- **WHAT THE EXERCISE ASKS**
Every line with the word "Weise" in it should be extracted from the data that follows.

- **DATA SHOWN**
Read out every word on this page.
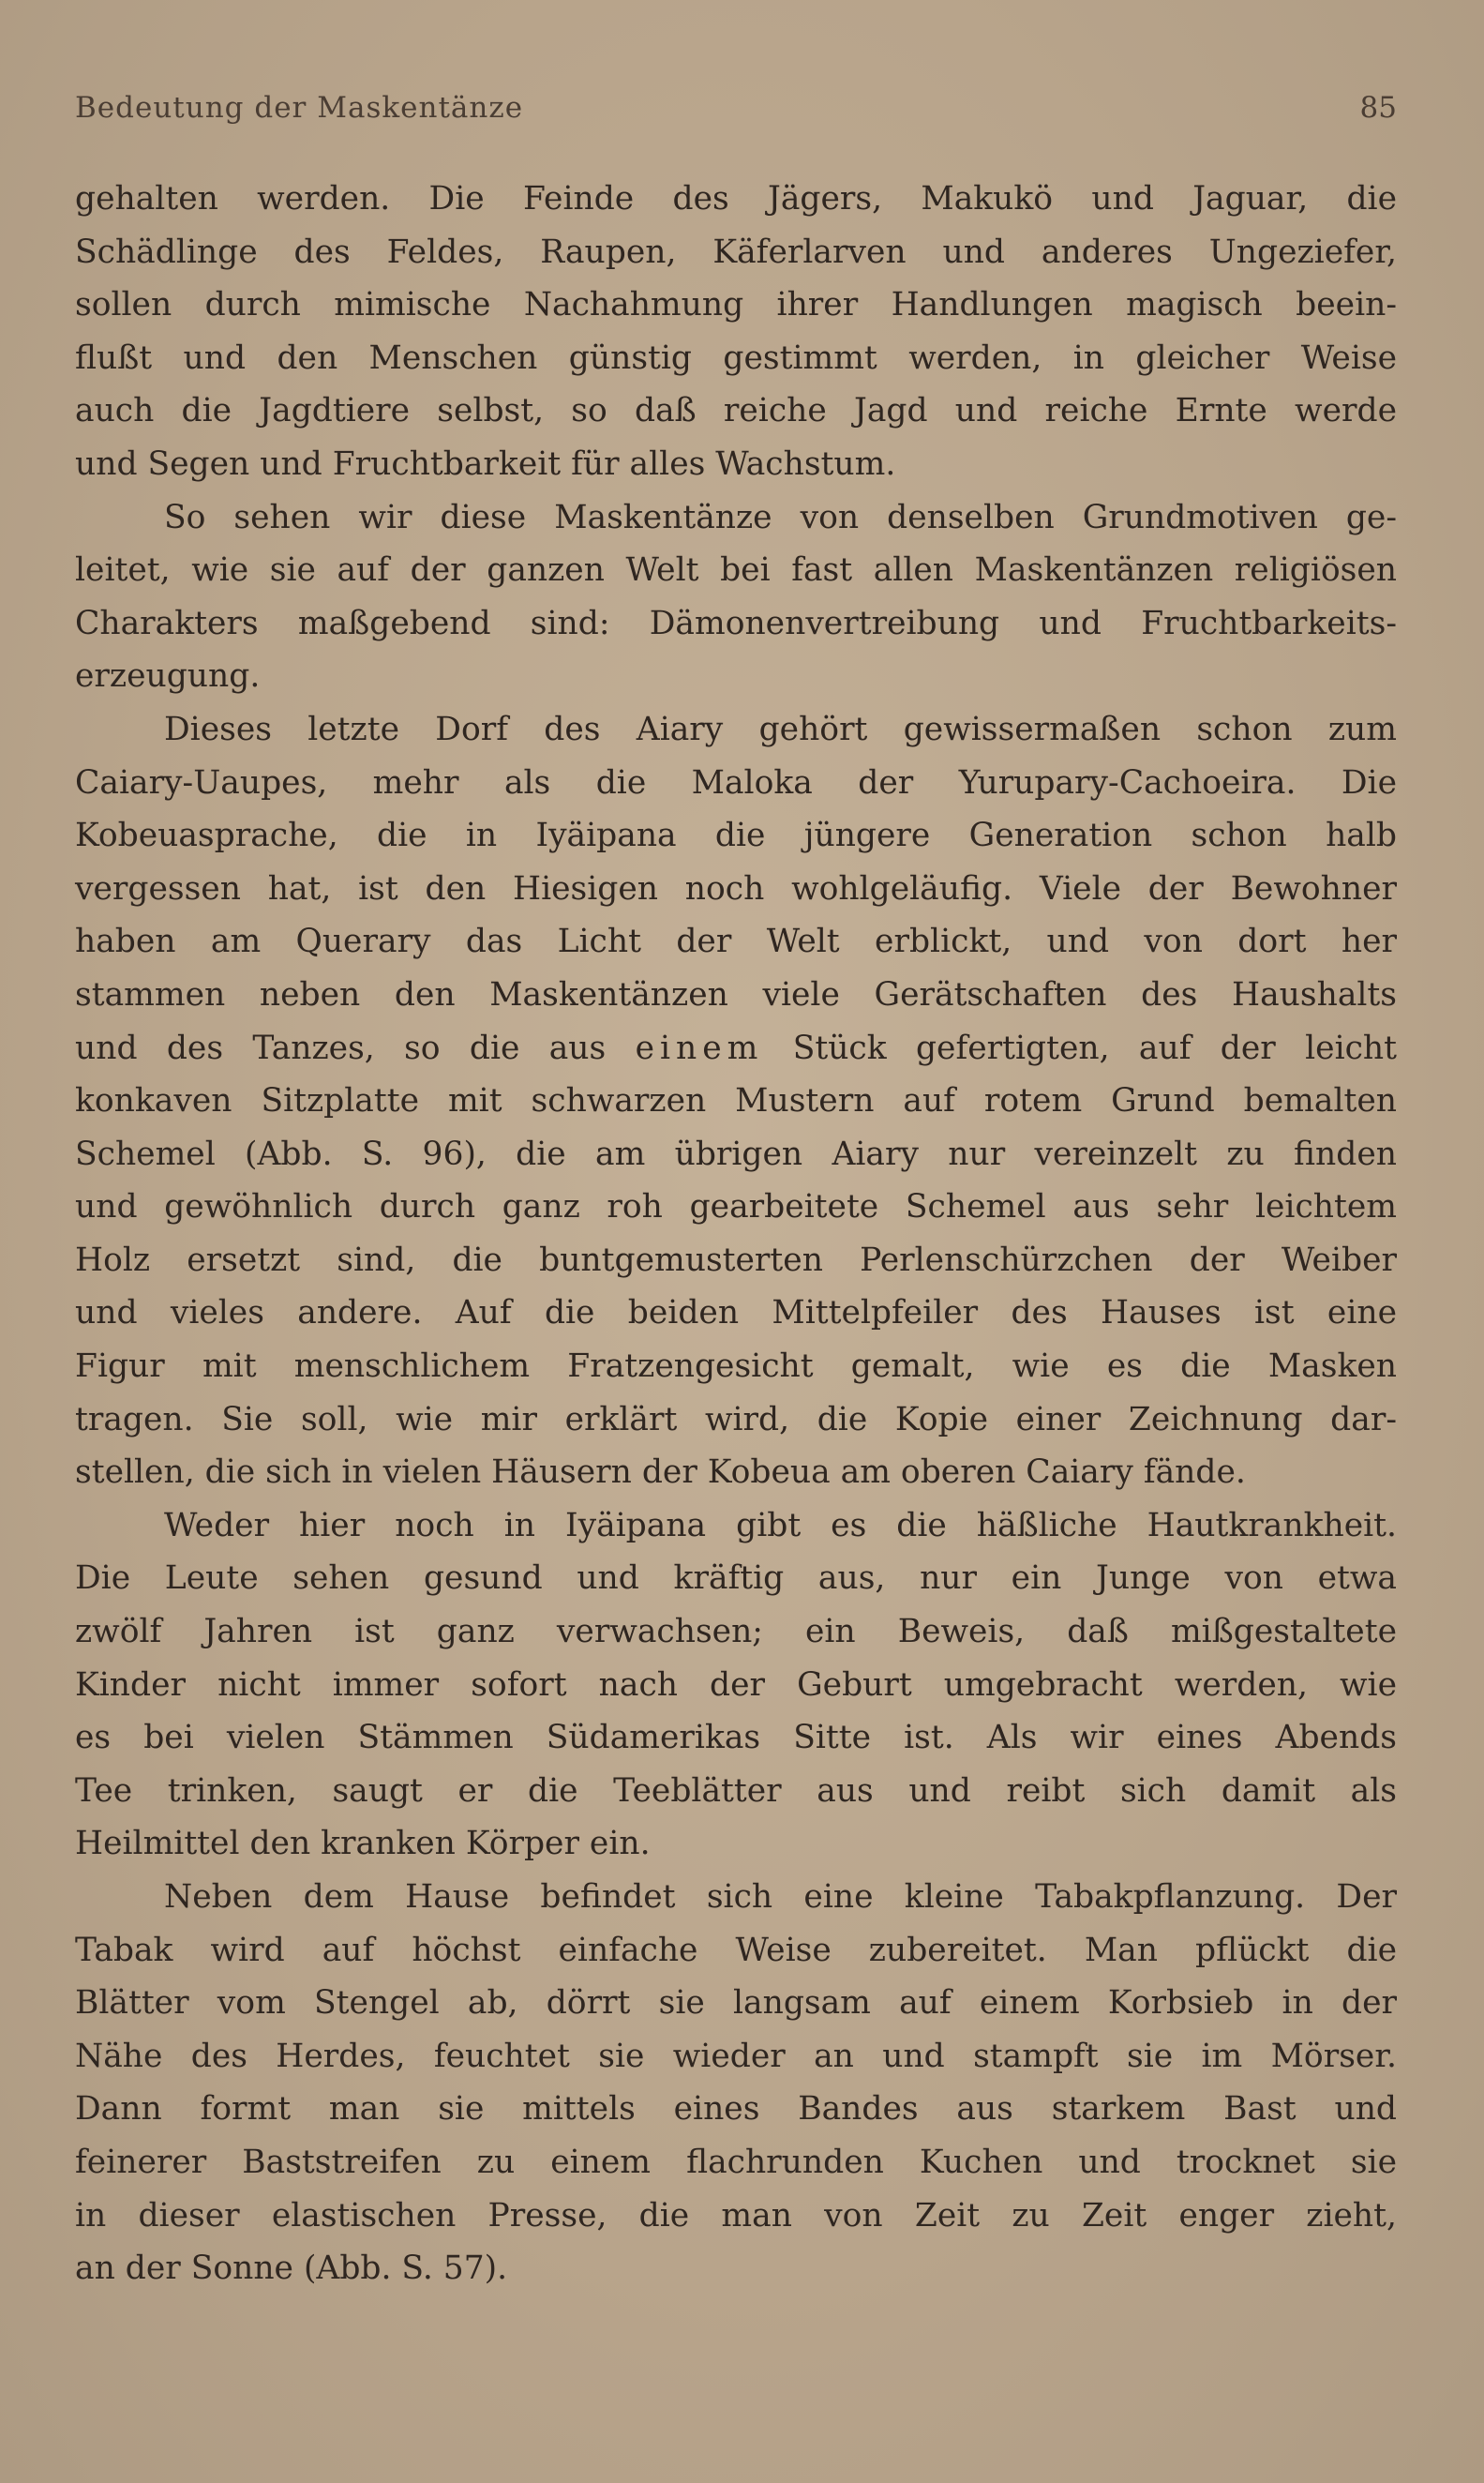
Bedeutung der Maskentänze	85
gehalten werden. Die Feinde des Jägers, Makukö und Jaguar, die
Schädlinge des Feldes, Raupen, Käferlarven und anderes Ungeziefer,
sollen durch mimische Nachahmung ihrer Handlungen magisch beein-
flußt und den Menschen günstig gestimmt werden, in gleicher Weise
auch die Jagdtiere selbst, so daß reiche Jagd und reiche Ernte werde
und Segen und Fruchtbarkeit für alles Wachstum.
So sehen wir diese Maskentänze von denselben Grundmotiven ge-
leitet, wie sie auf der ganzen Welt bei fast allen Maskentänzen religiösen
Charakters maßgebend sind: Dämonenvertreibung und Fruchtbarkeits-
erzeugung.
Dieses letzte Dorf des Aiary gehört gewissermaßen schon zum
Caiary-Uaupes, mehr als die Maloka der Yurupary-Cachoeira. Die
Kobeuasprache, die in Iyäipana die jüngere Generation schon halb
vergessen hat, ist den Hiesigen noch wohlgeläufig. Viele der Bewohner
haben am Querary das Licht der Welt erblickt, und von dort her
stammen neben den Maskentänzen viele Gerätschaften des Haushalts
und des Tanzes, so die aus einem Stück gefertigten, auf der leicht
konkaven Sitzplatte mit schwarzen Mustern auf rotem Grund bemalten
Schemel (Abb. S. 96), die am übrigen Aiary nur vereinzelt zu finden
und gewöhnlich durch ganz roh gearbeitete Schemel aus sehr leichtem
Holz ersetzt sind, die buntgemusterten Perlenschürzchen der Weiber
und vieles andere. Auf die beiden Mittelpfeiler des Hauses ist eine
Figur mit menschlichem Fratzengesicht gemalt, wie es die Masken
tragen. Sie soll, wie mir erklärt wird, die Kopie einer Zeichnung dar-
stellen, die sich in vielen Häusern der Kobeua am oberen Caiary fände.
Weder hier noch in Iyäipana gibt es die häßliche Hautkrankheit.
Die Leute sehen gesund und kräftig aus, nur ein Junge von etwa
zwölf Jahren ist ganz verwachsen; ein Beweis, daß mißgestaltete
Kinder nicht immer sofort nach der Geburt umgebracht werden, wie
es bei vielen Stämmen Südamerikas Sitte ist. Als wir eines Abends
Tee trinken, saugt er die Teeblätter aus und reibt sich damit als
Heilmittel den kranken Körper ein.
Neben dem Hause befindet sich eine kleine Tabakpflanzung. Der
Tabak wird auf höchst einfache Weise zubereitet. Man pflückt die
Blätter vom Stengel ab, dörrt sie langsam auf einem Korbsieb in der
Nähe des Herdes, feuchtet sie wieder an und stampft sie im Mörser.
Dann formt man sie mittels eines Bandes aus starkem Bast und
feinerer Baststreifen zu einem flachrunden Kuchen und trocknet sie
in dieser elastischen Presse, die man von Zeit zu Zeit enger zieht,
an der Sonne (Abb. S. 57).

---

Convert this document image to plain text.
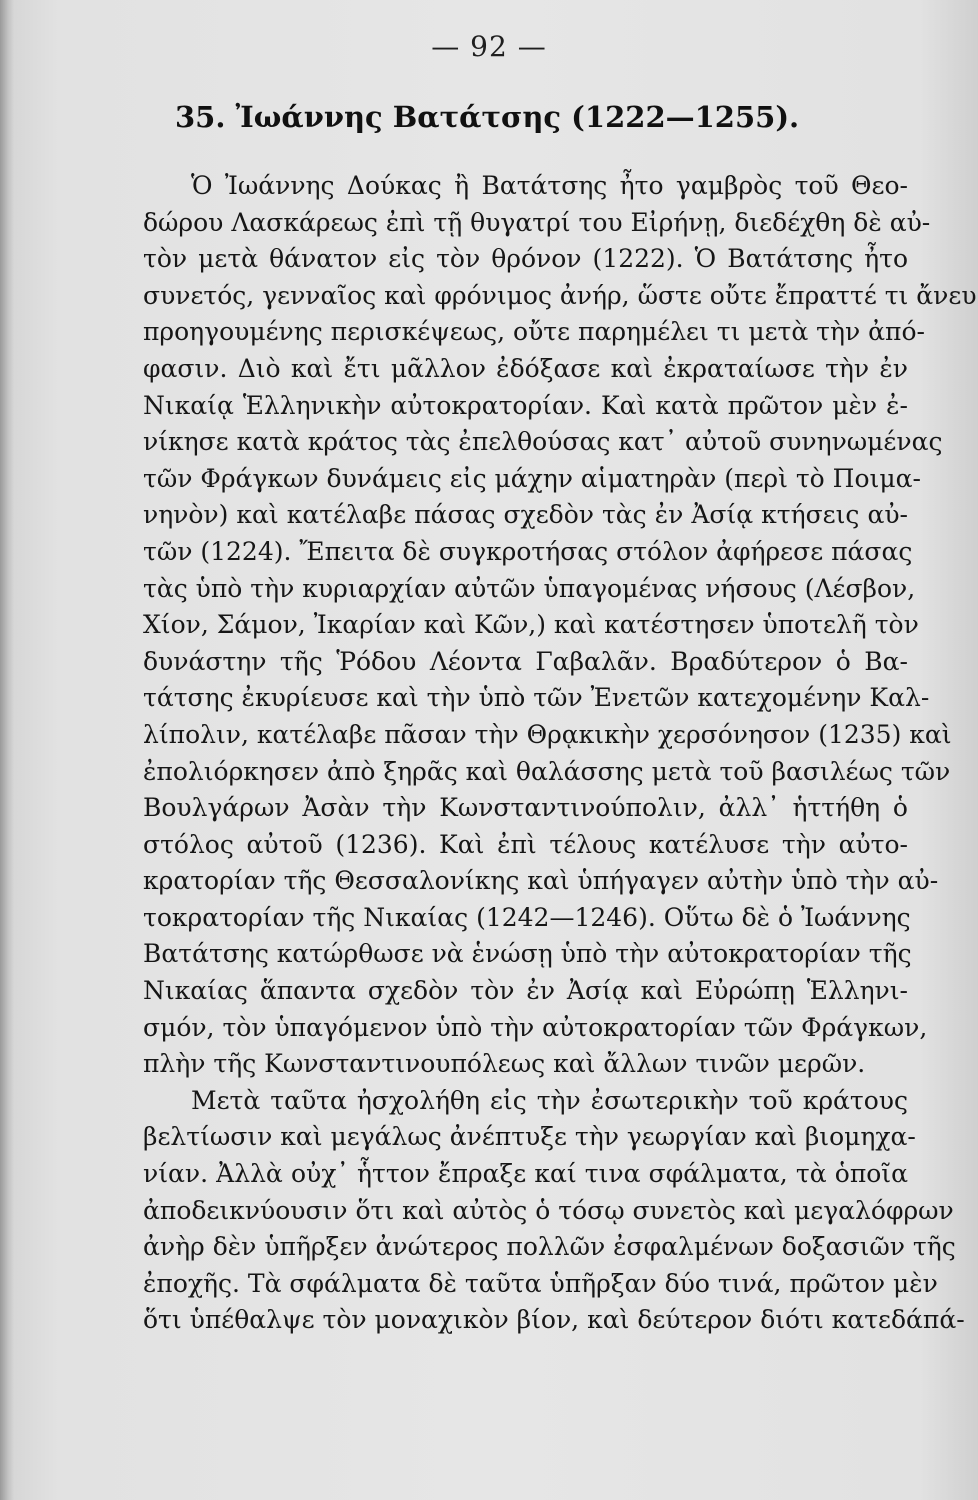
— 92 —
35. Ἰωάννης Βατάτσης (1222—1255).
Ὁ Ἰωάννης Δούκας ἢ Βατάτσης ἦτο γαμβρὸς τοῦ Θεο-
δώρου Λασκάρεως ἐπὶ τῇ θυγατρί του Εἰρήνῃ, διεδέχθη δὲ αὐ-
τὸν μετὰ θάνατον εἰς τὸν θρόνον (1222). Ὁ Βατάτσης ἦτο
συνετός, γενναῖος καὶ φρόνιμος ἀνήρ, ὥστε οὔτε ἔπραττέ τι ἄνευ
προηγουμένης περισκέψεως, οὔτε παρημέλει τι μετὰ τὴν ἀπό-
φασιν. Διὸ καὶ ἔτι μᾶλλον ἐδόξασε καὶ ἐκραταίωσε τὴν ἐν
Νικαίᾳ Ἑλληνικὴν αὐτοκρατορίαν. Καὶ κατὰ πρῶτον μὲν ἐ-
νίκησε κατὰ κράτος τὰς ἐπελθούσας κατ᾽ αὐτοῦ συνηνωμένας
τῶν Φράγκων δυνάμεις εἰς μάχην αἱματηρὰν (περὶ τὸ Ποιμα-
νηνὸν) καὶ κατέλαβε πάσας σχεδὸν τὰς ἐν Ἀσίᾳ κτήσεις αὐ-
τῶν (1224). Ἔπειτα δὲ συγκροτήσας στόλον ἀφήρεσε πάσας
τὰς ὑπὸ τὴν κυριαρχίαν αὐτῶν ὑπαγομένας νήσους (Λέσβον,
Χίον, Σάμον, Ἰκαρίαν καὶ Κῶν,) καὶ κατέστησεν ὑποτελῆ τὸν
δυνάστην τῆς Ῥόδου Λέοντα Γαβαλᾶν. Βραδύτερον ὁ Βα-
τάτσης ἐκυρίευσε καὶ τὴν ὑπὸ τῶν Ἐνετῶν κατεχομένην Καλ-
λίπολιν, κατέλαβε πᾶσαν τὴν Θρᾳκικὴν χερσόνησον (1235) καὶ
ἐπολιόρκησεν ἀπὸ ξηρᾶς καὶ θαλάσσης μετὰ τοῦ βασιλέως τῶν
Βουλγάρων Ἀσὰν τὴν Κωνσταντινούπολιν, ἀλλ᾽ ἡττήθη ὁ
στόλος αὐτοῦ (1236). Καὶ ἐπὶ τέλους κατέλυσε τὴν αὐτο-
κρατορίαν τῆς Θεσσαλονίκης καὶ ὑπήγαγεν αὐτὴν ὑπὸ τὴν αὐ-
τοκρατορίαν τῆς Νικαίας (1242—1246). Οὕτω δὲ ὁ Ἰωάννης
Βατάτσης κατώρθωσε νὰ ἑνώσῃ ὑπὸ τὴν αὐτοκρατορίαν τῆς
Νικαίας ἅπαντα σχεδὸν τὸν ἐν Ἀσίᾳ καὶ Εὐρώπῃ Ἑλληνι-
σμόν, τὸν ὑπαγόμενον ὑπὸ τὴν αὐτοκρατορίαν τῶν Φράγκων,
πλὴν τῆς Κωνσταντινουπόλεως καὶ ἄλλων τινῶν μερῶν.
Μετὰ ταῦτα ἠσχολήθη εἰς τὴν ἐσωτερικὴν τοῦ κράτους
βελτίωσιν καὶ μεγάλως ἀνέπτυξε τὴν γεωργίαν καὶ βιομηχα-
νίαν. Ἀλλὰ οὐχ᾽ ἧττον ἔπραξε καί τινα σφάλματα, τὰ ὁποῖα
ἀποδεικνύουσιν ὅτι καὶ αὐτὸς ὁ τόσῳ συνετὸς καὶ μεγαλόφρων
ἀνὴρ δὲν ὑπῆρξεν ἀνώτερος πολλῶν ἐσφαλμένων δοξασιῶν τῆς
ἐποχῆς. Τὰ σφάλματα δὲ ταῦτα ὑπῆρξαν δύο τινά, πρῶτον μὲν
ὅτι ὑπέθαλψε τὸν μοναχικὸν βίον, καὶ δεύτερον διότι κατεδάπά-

...

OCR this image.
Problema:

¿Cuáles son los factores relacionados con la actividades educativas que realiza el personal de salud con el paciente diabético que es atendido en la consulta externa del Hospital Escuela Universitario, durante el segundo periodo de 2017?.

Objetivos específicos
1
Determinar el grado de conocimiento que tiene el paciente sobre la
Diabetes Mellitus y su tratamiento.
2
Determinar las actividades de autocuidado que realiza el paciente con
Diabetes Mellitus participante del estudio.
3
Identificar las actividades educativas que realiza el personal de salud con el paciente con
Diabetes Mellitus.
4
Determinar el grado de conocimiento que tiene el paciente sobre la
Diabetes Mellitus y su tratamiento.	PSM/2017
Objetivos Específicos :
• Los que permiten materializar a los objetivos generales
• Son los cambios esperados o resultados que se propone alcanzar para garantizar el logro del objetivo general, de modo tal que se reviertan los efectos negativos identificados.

- **SOLUTION FOR THIS PROBLEM**
flußt und den Menschen günstig gestimmt werden, in gleicher Weise
Tabak wird auf höchst einfache Weise zubereitet. Man pflückt die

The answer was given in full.